__EXTRACTED ENTRIES__
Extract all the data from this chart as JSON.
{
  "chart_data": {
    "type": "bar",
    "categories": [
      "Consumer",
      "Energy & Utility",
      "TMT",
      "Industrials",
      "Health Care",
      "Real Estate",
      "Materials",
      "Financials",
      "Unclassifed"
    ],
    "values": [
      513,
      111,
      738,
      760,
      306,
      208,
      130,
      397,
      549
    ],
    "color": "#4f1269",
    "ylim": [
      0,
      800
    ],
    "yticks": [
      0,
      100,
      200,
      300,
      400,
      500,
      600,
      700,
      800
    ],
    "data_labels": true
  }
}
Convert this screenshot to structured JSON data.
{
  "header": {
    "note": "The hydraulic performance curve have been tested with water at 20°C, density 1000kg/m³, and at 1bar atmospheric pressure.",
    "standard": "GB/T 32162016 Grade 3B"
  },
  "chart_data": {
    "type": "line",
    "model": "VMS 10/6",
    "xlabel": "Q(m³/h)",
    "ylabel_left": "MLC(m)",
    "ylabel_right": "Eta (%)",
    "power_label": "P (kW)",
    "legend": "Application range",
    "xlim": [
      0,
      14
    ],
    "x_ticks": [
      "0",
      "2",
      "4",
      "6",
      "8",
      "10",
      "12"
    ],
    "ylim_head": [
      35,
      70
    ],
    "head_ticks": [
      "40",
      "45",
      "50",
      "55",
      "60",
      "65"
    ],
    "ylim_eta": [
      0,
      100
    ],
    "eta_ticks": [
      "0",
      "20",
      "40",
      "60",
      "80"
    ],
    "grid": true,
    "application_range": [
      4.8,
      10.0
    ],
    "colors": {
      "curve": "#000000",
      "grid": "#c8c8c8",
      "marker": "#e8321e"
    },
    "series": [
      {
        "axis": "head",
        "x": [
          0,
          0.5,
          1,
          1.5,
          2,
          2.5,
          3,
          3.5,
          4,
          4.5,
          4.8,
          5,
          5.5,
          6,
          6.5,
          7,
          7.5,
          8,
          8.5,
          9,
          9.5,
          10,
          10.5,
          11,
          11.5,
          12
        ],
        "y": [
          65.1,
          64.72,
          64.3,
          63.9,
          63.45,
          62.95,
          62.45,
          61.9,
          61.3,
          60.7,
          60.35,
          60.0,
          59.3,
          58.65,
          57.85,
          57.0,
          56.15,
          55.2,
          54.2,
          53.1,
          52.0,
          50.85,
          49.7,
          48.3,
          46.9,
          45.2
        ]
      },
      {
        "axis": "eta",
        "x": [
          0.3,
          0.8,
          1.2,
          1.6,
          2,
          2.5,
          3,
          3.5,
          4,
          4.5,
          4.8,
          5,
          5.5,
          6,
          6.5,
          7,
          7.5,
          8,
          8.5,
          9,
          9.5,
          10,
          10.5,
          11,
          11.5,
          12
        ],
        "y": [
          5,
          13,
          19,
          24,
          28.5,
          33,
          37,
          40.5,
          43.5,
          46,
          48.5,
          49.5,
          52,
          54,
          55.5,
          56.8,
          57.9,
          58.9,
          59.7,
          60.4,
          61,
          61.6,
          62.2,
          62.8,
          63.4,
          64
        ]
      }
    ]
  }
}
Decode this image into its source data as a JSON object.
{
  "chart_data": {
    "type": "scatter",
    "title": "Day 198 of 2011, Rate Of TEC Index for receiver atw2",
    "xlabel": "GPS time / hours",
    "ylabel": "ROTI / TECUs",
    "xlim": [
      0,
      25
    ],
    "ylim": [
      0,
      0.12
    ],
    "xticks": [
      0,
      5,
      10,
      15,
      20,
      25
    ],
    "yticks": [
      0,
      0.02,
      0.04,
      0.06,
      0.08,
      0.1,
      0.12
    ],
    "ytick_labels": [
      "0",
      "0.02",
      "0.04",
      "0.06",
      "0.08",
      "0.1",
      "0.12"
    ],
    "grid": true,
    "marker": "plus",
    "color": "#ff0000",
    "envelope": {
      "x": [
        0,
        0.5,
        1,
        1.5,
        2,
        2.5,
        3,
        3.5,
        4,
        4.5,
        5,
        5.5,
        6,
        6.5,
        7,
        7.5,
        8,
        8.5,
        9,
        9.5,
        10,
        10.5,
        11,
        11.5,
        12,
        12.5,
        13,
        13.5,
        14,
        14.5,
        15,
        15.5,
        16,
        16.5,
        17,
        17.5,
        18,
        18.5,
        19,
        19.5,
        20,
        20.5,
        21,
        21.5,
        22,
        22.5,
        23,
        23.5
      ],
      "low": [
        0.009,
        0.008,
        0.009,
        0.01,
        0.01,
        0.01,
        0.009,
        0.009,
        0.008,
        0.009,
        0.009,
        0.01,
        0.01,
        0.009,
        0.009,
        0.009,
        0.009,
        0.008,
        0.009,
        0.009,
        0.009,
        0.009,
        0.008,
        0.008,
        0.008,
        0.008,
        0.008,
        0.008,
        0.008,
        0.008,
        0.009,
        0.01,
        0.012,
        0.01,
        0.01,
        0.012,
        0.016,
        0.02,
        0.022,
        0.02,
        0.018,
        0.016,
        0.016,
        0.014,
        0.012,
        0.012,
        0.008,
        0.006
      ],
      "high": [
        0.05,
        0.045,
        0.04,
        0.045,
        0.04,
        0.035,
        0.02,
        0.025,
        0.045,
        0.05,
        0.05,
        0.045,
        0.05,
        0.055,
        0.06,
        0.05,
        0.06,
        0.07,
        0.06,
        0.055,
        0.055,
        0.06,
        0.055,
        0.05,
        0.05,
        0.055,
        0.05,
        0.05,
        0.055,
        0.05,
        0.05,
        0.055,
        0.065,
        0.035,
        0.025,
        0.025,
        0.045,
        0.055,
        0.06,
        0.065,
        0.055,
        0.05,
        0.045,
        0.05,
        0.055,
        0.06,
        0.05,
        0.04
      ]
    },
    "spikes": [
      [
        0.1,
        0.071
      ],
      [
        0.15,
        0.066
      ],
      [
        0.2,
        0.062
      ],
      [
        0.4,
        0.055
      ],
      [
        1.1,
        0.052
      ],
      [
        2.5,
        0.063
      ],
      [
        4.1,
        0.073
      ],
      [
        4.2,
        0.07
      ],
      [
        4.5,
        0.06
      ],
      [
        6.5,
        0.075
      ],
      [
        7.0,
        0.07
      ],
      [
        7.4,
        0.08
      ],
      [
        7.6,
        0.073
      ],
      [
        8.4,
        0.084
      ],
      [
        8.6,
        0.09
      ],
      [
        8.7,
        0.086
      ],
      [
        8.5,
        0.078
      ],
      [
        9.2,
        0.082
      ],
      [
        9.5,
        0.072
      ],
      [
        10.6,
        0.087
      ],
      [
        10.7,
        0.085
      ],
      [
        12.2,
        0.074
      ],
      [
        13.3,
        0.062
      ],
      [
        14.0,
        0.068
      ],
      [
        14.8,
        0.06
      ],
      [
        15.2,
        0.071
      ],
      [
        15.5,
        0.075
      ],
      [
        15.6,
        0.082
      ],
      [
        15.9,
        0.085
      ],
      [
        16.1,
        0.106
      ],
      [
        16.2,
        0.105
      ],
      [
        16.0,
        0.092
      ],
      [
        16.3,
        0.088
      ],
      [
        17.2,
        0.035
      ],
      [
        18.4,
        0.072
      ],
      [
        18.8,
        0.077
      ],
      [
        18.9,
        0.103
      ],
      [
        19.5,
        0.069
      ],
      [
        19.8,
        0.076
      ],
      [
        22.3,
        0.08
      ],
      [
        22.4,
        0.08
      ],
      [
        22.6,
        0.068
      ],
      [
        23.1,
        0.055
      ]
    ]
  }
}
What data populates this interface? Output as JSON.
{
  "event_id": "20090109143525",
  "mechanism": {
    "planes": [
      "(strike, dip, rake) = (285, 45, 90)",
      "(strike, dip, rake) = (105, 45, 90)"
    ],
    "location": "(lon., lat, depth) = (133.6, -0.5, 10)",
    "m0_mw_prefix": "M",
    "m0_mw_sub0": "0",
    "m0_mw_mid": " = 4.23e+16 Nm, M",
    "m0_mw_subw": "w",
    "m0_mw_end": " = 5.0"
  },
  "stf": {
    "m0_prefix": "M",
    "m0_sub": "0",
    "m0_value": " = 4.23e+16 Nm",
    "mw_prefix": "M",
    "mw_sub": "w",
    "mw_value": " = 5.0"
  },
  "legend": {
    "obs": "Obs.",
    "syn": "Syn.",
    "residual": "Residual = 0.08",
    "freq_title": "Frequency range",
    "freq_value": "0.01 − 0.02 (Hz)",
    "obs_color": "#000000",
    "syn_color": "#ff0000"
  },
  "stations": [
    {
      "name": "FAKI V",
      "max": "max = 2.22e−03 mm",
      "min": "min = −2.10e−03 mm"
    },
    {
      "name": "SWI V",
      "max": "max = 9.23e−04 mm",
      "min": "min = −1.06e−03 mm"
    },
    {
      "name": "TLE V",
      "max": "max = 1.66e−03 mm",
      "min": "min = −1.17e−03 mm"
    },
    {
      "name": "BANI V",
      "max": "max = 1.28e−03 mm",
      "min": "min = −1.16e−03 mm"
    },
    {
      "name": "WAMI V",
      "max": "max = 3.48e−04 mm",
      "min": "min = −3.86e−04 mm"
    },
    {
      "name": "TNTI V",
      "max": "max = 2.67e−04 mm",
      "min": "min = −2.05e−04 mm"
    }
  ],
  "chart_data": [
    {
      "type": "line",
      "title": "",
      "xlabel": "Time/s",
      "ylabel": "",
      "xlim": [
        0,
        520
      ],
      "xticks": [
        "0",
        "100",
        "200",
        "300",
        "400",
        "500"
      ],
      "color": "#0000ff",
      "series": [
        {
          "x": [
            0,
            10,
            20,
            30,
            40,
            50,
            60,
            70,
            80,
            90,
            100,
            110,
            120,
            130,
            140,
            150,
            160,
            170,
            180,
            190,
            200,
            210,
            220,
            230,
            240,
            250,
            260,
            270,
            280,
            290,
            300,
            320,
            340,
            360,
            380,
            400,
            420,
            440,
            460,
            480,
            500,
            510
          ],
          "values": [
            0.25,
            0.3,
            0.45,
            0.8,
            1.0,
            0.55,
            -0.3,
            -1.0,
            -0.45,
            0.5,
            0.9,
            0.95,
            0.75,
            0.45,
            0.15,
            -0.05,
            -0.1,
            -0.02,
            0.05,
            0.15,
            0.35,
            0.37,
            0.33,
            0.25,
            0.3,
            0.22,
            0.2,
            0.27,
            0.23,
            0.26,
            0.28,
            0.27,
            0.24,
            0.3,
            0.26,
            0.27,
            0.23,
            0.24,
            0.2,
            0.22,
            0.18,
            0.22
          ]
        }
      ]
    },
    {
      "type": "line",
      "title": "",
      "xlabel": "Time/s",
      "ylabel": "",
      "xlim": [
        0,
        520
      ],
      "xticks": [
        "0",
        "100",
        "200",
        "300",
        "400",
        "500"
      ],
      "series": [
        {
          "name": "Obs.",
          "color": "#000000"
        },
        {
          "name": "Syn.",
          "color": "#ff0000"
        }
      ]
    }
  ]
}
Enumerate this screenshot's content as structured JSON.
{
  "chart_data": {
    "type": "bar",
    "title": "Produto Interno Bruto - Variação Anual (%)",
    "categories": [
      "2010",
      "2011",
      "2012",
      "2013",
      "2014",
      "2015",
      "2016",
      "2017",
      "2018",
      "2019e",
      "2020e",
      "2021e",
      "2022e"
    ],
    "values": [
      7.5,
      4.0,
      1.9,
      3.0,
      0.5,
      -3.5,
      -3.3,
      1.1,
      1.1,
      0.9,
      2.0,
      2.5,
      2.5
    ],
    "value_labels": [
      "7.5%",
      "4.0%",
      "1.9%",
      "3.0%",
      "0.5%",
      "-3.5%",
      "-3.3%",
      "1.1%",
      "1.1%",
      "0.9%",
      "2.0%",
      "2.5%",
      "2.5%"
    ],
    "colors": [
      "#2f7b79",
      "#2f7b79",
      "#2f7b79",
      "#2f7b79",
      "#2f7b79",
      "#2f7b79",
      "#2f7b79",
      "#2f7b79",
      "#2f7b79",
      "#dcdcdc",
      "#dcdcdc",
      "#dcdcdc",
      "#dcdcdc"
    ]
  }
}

__WHAT YOU NEED TO DO__
State how many lines in the records above contain the word "this", giving only the number.

__THE ANSWER__
5